WHAT YOU WILL DO :: Every line of the listing must be reproduced as it stands. Leave the images behind.

SUPPLIED DATA ::
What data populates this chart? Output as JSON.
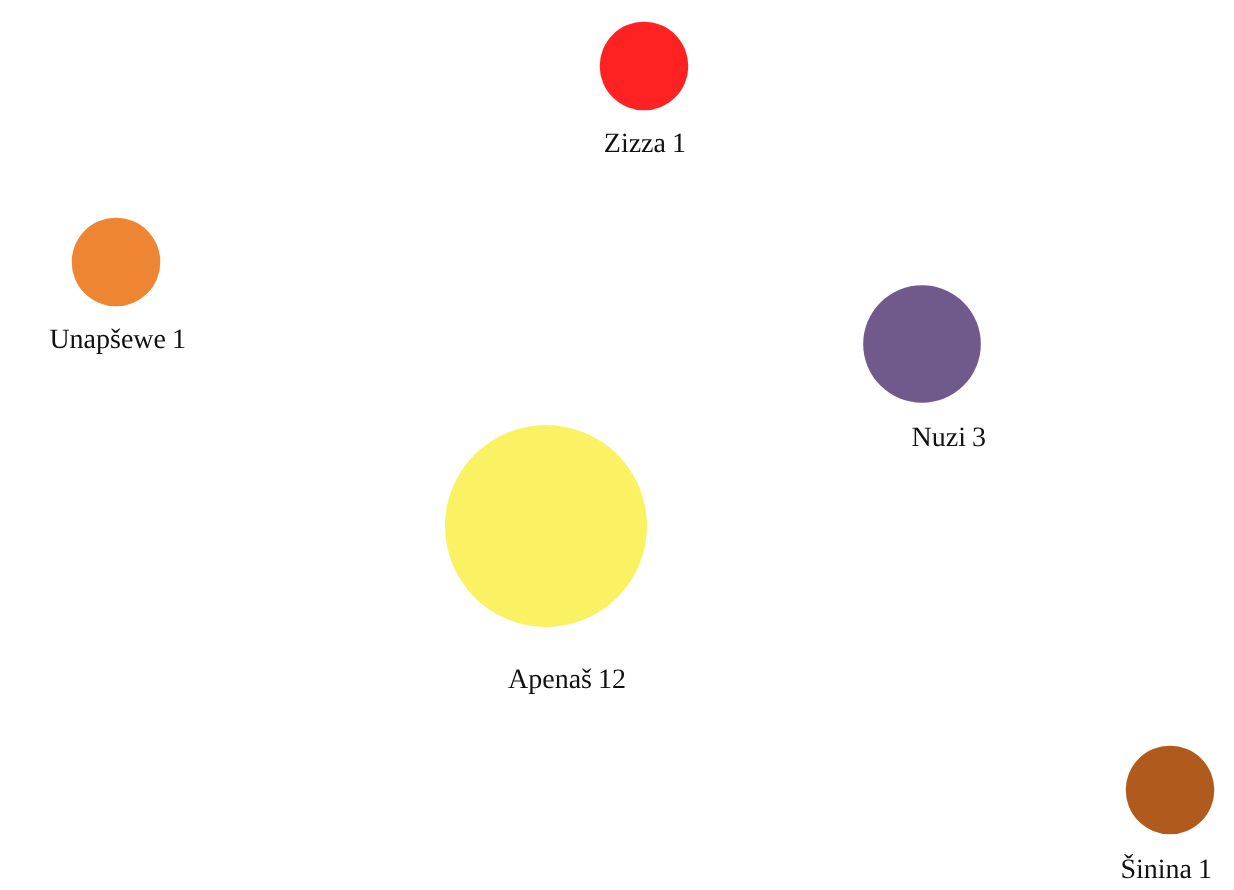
{
  "chart_data": {
    "type": "other",
    "categories": [
      "Zizza",
      "Unapšewe",
      "Nuzi",
      "Apenaš",
      "Šinina"
    ],
    "values": [
      1,
      1,
      3,
      12,
      1
    ],
    "colors": [
      "#ff2222",
      "#ee8533",
      "#705a8c",
      "#faf262",
      "#b05a1e"
    ],
    "data_labels": true
  }
}
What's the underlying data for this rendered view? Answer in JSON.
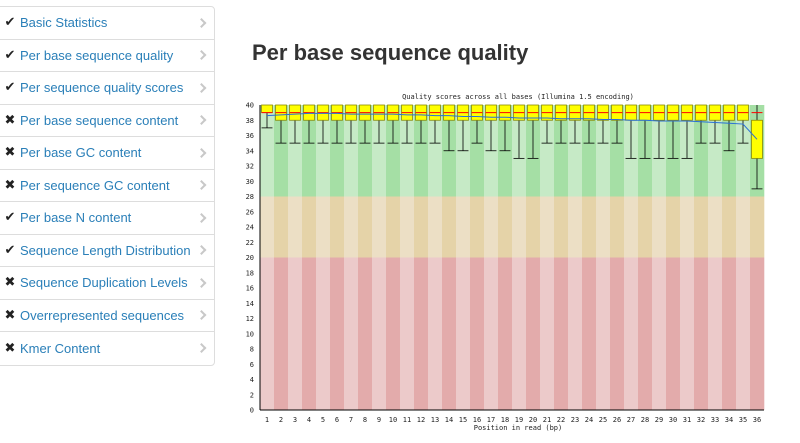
{
  "sidebar": {
    "items": [
      {
        "status": "pass",
        "status_glyph": "✔",
        "label": "Basic Statistics"
      },
      {
        "status": "pass",
        "status_glyph": "✔",
        "label": "Per base sequence quality"
      },
      {
        "status": "pass",
        "status_glyph": "✔",
        "label": "Per sequence quality scores"
      },
      {
        "status": "fail",
        "status_glyph": "✖",
        "label": "Per base sequence content"
      },
      {
        "status": "fail",
        "status_glyph": "✖",
        "label": "Per base GC content"
      },
      {
        "status": "fail",
        "status_glyph": "✖",
        "label": "Per sequence GC content"
      },
      {
        "status": "pass",
        "status_glyph": "✔",
        "label": "Per base N content"
      },
      {
        "status": "pass",
        "status_glyph": "✔",
        "label": "Sequence Length Distribution"
      },
      {
        "status": "fail",
        "status_glyph": "✖",
        "label": "Sequence Duplication Levels"
      },
      {
        "status": "fail",
        "status_glyph": "✖",
        "label": "Overrepresented sequences"
      },
      {
        "status": "fail",
        "status_glyph": "✖",
        "label": "Kmer Content"
      }
    ]
  },
  "main": {
    "title": "Per base sequence quality"
  },
  "chart_data": {
    "type": "boxplot",
    "title": "Quality scores across all bases (Illumina 1.5 encoding)",
    "xlabel": "Position in read (bp)",
    "ylabel": "",
    "ylim": [
      0,
      40
    ],
    "yticks": [
      0,
      2,
      4,
      6,
      8,
      10,
      12,
      14,
      16,
      18,
      20,
      22,
      24,
      26,
      28,
      30,
      32,
      34,
      36,
      38,
      40
    ],
    "categories": [
      "1",
      "2",
      "3",
      "4",
      "5",
      "6",
      "7",
      "8",
      "9",
      "10",
      "11",
      "12",
      "13",
      "14",
      "15",
      "16",
      "17",
      "18",
      "19",
      "20",
      "21",
      "22",
      "23",
      "24",
      "25",
      "26",
      "27",
      "28",
      "29",
      "30",
      "31",
      "32",
      "33",
      "34",
      "35",
      "36"
    ],
    "quality_bands": [
      {
        "from": 28,
        "to": 40,
        "zone": "good",
        "color_a": "#c6eac6",
        "color_b": "#a5dfa5"
      },
      {
        "from": 20,
        "to": 28,
        "zone": "reasonable",
        "color_a": "#ecdfc5",
        "color_b": "#e5d3a8"
      },
      {
        "from": 0,
        "to": 20,
        "zone": "poor",
        "color_a": "#eccaca",
        "color_b": "#e3abab"
      }
    ],
    "colors": {
      "box": "#ffff00",
      "box_edge": "#8a8a00",
      "median": "#ff0000",
      "mean_line": "#2a6fd6"
    },
    "series": {
      "mean": [
        38.6,
        38.7,
        38.8,
        38.9,
        38.9,
        38.9,
        38.8,
        38.8,
        38.8,
        38.8,
        38.7,
        38.7,
        38.6,
        38.6,
        38.5,
        38.5,
        38.4,
        38.4,
        38.3,
        38.3,
        38.3,
        38.2,
        38.2,
        38.2,
        38.1,
        38.1,
        38.0,
        38.0,
        37.9,
        37.9,
        37.9,
        37.8,
        37.7,
        37.6,
        37.5,
        35.5
      ],
      "median": [
        39,
        39,
        39,
        39,
        39,
        39,
        39,
        39,
        39,
        39,
        39,
        39,
        39,
        39,
        39,
        39,
        39,
        39,
        39,
        39,
        39,
        39,
        39,
        39,
        39,
        39,
        39,
        39,
        39,
        39,
        39,
        39,
        39,
        39,
        39,
        39
      ],
      "q1": [
        39,
        38,
        38,
        38,
        38,
        38,
        38,
        38,
        38,
        38,
        38,
        38,
        38,
        38,
        38,
        38,
        38,
        38,
        38,
        38,
        38,
        38,
        38,
        38,
        38,
        38,
        38,
        38,
        38,
        38,
        38,
        38,
        38,
        38,
        38,
        33
      ],
      "q3": [
        40,
        40,
        40,
        40,
        40,
        40,
        40,
        40,
        40,
        40,
        40,
        40,
        40,
        40,
        40,
        40,
        40,
        40,
        40,
        40,
        40,
        40,
        40,
        40,
        40,
        40,
        40,
        40,
        40,
        40,
        40,
        40,
        40,
        40,
        40,
        38
      ],
      "whisker_low": [
        37,
        35,
        35,
        35,
        35,
        35,
        35,
        35,
        35,
        35,
        35,
        35,
        35,
        34,
        34,
        35,
        34,
        34,
        33,
        33,
        35,
        35,
        35,
        35,
        35,
        35,
        33,
        33,
        33,
        33,
        33,
        35,
        35,
        34,
        35,
        29
      ],
      "whisker_high": [
        40,
        40,
        40,
        40,
        40,
        40,
        40,
        40,
        40,
        40,
        40,
        40,
        40,
        40,
        40,
        40,
        40,
        40,
        40,
        40,
        40,
        40,
        40,
        40,
        40,
        40,
        40,
        40,
        40,
        40,
        40,
        40,
        40,
        40,
        40,
        40
      ]
    }
  }
}
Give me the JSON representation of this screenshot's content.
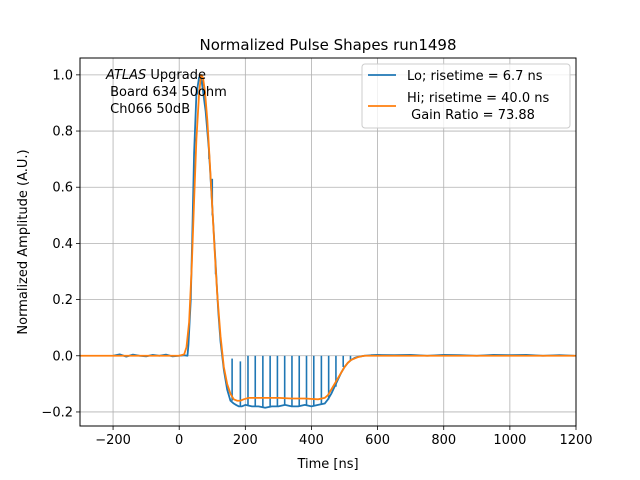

COMPLETED TASK ::
What data populates this chart? Output as JSON.
{
  "chart_data": {
    "type": "other",
    "categories": [
      "Zizza",
      "Unapšewe",
      "Nuzi",
      "Apenaš",
      "Šinina"
    ],
    "values": [
      1,
      1,
      3,
      12,
      1
    ],
    "colors": [
      "#ff2222",
      "#ee8533",
      "#705a8c",
      "#faf262",
      "#b05a1e"
    ],
    "data_labels": true
  }
}
What's the underlying data for this rendered view? Answer in JSON.
{
  "sidebar": {
    "items": [
      {
        "status": "pass",
        "status_glyph": "✔",
        "label": "Basic Statistics"
      },
      {
        "status": "pass",
        "status_glyph": "✔",
        "label": "Per base sequence quality"
      },
      {
        "status": "pass",
        "status_glyph": "✔",
        "label": "Per sequence quality scores"
      },
      {
        "status": "fail",
        "status_glyph": "✖",
        "label": "Per base sequence content"
      },
      {
        "status": "fail",
        "status_glyph": "✖",
        "label": "Per base GC content"
      },
      {
        "status": "fail",
        "status_glyph": "✖",
        "label": "Per sequence GC content"
      },
      {
        "status": "pass",
        "status_glyph": "✔",
        "label": "Per base N content"
      },
      {
        "status": "pass",
        "status_glyph": "✔",
        "label": "Sequence Length Distribution"
      },
      {
        "status": "fail",
        "status_glyph": "✖",
        "label": "Sequence Duplication Levels"
      },
      {
        "status": "fail",
        "status_glyph": "✖",
        "label": "Overrepresented sequences"
      },
      {
        "status": "fail",
        "status_glyph": "✖",
        "label": "Kmer Content"
      }
    ]
  },
  "main": {
    "title": "Per base sequence quality"
  },
  "chart_data": {
    "type": "boxplot",
    "title": "Quality scores across all bases (Illumina 1.5 encoding)",
    "xlabel": "Position in read (bp)",
    "ylabel": "",
    "ylim": [
      0,
      40
    ],
    "yticks": [
      0,
      2,
      4,
      6,
      8,
      10,
      12,
      14,
      16,
      18,
      20,
      22,
      24,
      26,
      28,
      30,
      32,
      34,
      36,
      38,
      40
    ],
    "categories": [
      "1",
      "2",
      "3",
      "4",
      "5",
      "6",
      "7",
      "8",
      "9",
      "10",
      "11",
      "12",
      "13",
      "14",
      "15",
      "16",
      "17",
      "18",
      "19",
      "20",
      "21",
      "22",
      "23",
      "24",
      "25",
      "26",
      "27",
      "28",
      "29",
      "30",
      "31",
      "32",
      "33",
      "34",
      "35",
      "36"
    ],
    "quality_bands": [
      {
        "from": 28,
        "to": 40,
        "zone": "good",
        "color_a": "#c6eac6",
        "color_b": "#a5dfa5"
      },
      {
        "from": 20,
        "to": 28,
        "zone": "reasonable",
        "color_a": "#ecdfc5",
        "color_b": "#e5d3a8"
      },
      {
        "from": 0,
        "to": 20,
        "zone": "poor",
        "color_a": "#eccaca",
        "color_b": "#e3abab"
      }
    ],
    "colors": {
      "box": "#ffff00",
      "box_edge": "#8a8a00",
      "median": "#ff0000",
      "mean_line": "#2a6fd6"
    },
    "series": {
      "mean": [
        38.6,
        38.7,
        38.8,
        38.9,
        38.9,
        38.9,
        38.8,
        38.8,
        38.8,
        38.8,
        38.7,
        38.7,
        38.6,
        38.6,
        38.5,
        38.5,
        38.4,
        38.4,
        38.3,
        38.3,
        38.3,
        38.2,
        38.2,
        38.2,
        38.1,
        38.1,
        38.0,
        38.0,
        37.9,
        37.9,
        37.9,
        37.8,
        37.7,
        37.6,
        37.5,
        35.5
      ],
      "median": [
        39,
        39,
        39,
        39,
        39,
        39,
        39,
        39,
        39,
        39,
        39,
        39,
        39,
        39,
        39,
        39,
        39,
        39,
        39,
        39,
        39,
        39,
        39,
        39,
        39,
        39,
        39,
        39,
        39,
        39,
        39,
        39,
        39,
        39,
        39,
        39
      ],
      "q1": [
        39,
        38,
        38,
        38,
        38,
        38,
        38,
        38,
        38,
        38,
        38,
        38,
        38,
        38,
        38,
        38,
        38,
        38,
        38,
        38,
        38,
        38,
        38,
        38,
        38,
        38,
        38,
        38,
        38,
        38,
        38,
        38,
        38,
        38,
        38,
        33
      ],
      "q3": [
        40,
        40,
        40,
        40,
        40,
        40,
        40,
        40,
        40,
        40,
        40,
        40,
        40,
        40,
        40,
        40,
        40,
        40,
        40,
        40,
        40,
        40,
        40,
        40,
        40,
        40,
        40,
        40,
        40,
        40,
        40,
        40,
        40,
        40,
        40,
        38
      ],
      "whisker_low": [
        37,
        35,
        35,
        35,
        35,
        35,
        35,
        35,
        35,
        35,
        35,
        35,
        35,
        34,
        34,
        35,
        34,
        34,
        33,
        33,
        35,
        35,
        35,
        35,
        35,
        35,
        33,
        33,
        33,
        33,
        33,
        35,
        35,
        34,
        35,
        29
      ],
      "whisker_high": [
        40,
        40,
        40,
        40,
        40,
        40,
        40,
        40,
        40,
        40,
        40,
        40,
        40,
        40,
        40,
        40,
        40,
        40,
        40,
        40,
        40,
        40,
        40,
        40,
        40,
        40,
        40,
        40,
        40,
        40,
        40,
        40,
        40,
        40,
        40,
        40
      ]
    }
  }
}
Give me the JSON representation of this screenshot's content.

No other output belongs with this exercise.